## Available records
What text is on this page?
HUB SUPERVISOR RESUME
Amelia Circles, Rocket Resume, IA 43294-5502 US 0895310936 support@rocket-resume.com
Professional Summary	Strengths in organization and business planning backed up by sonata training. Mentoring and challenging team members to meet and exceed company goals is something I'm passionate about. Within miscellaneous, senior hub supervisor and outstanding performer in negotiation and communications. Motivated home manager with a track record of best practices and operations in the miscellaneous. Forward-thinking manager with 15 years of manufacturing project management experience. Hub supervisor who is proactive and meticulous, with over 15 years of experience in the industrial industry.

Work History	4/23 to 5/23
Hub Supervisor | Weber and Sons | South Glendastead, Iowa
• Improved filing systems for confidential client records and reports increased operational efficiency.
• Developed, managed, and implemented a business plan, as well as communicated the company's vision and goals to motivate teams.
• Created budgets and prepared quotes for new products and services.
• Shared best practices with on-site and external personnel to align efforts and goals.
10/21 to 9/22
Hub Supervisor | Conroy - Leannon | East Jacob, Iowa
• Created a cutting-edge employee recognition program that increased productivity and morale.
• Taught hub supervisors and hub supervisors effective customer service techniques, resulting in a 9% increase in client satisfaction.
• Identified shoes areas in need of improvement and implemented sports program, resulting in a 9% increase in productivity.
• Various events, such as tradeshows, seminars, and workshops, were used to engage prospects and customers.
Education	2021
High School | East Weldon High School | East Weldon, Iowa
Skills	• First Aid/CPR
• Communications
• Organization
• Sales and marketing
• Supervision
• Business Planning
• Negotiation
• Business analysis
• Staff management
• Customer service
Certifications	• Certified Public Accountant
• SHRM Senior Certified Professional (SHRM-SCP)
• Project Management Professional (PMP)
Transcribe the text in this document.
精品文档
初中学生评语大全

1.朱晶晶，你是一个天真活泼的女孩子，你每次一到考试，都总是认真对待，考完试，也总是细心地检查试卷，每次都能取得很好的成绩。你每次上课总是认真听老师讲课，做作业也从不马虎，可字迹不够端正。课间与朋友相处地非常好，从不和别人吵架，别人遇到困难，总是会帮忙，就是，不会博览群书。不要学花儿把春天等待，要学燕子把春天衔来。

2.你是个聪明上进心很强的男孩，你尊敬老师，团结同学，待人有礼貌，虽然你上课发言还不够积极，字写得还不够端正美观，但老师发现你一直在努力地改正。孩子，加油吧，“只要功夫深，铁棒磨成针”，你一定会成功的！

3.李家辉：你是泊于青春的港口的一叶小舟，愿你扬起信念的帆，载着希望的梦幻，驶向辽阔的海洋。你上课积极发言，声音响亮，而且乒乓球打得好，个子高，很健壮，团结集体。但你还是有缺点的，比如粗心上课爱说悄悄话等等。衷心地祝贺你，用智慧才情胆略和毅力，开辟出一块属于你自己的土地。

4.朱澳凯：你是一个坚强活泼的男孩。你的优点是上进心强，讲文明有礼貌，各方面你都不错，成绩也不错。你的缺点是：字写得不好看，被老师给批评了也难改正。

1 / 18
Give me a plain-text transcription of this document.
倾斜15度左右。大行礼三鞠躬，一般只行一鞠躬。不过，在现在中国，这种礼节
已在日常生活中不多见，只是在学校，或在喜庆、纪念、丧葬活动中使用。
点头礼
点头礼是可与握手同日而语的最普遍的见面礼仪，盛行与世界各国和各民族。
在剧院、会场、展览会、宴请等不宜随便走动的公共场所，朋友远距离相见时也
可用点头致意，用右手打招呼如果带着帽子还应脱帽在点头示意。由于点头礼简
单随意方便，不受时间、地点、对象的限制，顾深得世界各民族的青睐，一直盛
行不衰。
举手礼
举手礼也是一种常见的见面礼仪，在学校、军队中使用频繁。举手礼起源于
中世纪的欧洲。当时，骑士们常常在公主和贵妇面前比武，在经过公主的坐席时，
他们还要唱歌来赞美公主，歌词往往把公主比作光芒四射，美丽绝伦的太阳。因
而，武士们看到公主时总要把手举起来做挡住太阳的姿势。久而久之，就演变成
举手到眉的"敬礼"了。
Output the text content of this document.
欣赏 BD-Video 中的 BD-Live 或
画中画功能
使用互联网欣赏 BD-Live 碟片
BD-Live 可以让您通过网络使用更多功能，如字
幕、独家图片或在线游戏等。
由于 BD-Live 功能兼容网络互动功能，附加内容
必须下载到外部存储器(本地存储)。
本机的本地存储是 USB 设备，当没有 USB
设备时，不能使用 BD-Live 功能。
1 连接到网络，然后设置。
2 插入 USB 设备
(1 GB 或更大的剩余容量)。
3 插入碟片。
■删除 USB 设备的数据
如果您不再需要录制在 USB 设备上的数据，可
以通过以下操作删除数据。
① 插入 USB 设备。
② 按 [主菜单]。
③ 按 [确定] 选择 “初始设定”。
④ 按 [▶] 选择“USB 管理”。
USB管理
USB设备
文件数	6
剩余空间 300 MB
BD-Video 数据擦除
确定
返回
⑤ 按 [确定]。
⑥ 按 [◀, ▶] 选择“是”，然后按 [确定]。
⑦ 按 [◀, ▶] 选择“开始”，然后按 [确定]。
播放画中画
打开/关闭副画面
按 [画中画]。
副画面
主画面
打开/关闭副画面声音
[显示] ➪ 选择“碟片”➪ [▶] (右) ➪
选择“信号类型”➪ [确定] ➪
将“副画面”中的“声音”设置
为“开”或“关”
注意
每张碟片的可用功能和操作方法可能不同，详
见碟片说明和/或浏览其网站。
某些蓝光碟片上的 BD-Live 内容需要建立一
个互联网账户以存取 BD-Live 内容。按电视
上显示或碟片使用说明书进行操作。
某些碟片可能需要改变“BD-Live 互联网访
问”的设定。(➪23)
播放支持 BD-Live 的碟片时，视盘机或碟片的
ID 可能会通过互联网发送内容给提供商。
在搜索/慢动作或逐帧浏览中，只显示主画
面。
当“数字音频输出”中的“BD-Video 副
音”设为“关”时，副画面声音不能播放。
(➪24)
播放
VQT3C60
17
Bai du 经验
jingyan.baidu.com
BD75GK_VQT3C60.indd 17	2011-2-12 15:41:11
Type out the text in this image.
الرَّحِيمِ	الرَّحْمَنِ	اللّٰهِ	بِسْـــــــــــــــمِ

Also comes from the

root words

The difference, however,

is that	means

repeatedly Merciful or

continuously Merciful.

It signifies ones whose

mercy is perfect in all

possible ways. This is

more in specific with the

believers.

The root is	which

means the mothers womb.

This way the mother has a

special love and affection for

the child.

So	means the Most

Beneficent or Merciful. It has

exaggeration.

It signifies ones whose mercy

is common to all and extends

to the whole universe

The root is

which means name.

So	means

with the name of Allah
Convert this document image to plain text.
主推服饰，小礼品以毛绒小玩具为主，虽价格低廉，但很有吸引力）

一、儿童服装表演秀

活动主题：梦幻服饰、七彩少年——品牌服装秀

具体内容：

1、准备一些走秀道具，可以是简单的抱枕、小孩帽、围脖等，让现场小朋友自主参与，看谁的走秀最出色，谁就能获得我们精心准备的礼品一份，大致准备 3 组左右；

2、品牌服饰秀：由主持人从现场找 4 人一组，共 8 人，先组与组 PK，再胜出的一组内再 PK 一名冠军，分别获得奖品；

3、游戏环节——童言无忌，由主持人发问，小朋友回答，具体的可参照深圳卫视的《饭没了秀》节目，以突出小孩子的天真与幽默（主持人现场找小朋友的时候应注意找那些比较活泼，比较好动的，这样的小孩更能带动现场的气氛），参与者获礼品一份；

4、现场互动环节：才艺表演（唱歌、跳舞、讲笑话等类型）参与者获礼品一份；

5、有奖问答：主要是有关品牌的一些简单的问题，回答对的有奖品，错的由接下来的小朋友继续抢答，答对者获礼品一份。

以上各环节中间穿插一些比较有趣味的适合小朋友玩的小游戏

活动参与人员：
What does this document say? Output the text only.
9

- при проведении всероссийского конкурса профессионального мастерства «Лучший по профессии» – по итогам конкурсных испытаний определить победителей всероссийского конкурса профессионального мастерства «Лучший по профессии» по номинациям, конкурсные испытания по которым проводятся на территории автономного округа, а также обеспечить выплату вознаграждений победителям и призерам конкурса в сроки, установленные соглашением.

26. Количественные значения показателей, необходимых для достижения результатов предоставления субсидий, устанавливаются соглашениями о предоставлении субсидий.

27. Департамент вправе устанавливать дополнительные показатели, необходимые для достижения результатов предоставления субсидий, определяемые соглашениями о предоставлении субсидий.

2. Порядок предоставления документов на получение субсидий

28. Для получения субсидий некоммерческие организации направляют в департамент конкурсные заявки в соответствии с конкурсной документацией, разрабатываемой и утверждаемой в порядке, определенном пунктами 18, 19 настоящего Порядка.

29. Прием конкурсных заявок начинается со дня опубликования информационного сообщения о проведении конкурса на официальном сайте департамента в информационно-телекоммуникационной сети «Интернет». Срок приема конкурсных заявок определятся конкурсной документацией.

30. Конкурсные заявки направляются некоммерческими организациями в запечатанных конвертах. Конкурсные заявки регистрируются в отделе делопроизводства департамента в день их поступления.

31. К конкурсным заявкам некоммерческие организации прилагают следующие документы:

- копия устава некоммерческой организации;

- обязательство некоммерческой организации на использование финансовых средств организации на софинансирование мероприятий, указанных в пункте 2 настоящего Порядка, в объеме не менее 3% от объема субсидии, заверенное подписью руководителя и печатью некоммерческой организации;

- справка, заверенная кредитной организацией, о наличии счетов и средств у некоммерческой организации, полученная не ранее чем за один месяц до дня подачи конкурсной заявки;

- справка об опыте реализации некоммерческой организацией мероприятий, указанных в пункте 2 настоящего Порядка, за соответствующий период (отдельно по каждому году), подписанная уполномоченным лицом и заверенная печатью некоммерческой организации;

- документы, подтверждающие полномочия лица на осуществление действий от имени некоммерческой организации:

## What to produce
Which lines hold the word "мероприятий"? Return all of them from the records above.

## The completed task
- обязательство некоммерческой организации на использование финансовых средств организации на софинансирование мероприятий, указанных в пункте 2 настоящего Порядка, в объеме не менее 3% от объема субсидии, заверенное подписью руководителя и печатью некоммерческой организации;
- справка об опыте реализации некоммерческой организацией мероприятий, указанных в пункте 2 настоящего Порядка, за соответствующий период (отдельно по каждому году), подписанная уполномоченным лицом и заверенная печатью некоммерческой организации;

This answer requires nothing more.